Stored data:
┌──
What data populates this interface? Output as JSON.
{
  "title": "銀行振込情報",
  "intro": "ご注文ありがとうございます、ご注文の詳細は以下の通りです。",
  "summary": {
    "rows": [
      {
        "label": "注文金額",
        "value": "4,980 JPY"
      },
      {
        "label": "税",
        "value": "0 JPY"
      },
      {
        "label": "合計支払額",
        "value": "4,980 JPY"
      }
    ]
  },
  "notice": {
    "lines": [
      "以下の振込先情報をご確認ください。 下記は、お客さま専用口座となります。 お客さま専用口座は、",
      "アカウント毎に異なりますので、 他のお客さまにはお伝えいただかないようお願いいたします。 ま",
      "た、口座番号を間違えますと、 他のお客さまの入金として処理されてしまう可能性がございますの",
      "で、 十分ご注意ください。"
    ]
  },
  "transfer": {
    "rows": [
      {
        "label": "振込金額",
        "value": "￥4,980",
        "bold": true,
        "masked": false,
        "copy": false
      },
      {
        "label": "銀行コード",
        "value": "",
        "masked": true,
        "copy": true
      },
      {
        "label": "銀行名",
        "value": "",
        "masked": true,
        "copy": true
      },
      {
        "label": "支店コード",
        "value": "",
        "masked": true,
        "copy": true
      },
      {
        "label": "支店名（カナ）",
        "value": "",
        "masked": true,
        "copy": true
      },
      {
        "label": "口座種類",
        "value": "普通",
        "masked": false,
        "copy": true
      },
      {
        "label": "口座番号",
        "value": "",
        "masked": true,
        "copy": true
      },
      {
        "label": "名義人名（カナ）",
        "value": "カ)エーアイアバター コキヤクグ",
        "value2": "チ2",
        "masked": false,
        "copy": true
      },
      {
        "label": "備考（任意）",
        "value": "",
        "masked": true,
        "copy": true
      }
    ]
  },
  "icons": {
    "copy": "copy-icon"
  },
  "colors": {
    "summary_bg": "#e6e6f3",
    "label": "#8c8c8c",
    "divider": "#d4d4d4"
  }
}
└──
§ Written instruction: Could you reproduce every record above exactly as it appears?

§ Written response:
What data populates this interface? Output as JSON.
{
  "title": "銀行振込情報",
  "intro": "ご注文ありがとうございます、ご注文の詳細は以下の通りです。",
  "summary": {
    "rows": [
      {
        "label": "注文金額",
        "value": "4,980 JPY"
      },
      {
        "label": "税",
        "value": "0 JPY"
      },
      {
        "label": "合計支払額",
        "value": "4,980 JPY"
      }
    ]
  },
  "notice": {
    "lines": [
      "以下の振込先情報をご確認ください。 下記は、お客さま専用口座となります。 お客さま専用口座は、",
      "アカウント毎に異なりますので、 他のお客さまにはお伝えいただかないようお願いいたします。 ま",
      "た、口座番号を間違えますと、 他のお客さまの入金として処理されてしまう可能性がございますの",
      "で、 十分ご注意ください。"
    ]
  },
  "transfer": {
    "rows": [
      {
        "label": "振込金額",
        "value": "￥4,980",
        "bold": true,
        "masked": false,
        "copy": false
      },
      {
        "label": "銀行コード",
        "value": "",
        "masked": true,
        "copy": true
      },
      {
        "label": "銀行名",
        "value": "",
        "masked": true,
        "copy": true
      },
      {
        "label": "支店コード",
        "value": "",
        "masked": true,
        "copy": true
      },
      {
        "label": "支店名（カナ）",
        "value": "",
        "masked": true,
        "copy": true
      },
      {
        "label": "口座種類",
        "value": "普通",
        "masked": false,
        "copy": true
      },
      {
        "label": "口座番号",
        "value": "",
        "masked": true,
        "copy": true
      },
      {
        "label": "名義人名（カナ）",
        "value": "カ)エーアイアバター コキヤクグ",
        "value2": "チ2",
        "masked": false,
        "copy": true
      },
      {
        "label": "備考（任意）",
        "value": "",
        "masked": true,
        "copy": true
      }
    ]
  },
  "icons": {
    "copy": "copy-icon"
  },
  "colors": {
    "summary_bg": "#e6e6f3",
    "label": "#8c8c8c",
    "divider": "#d4d4d4"
  }
}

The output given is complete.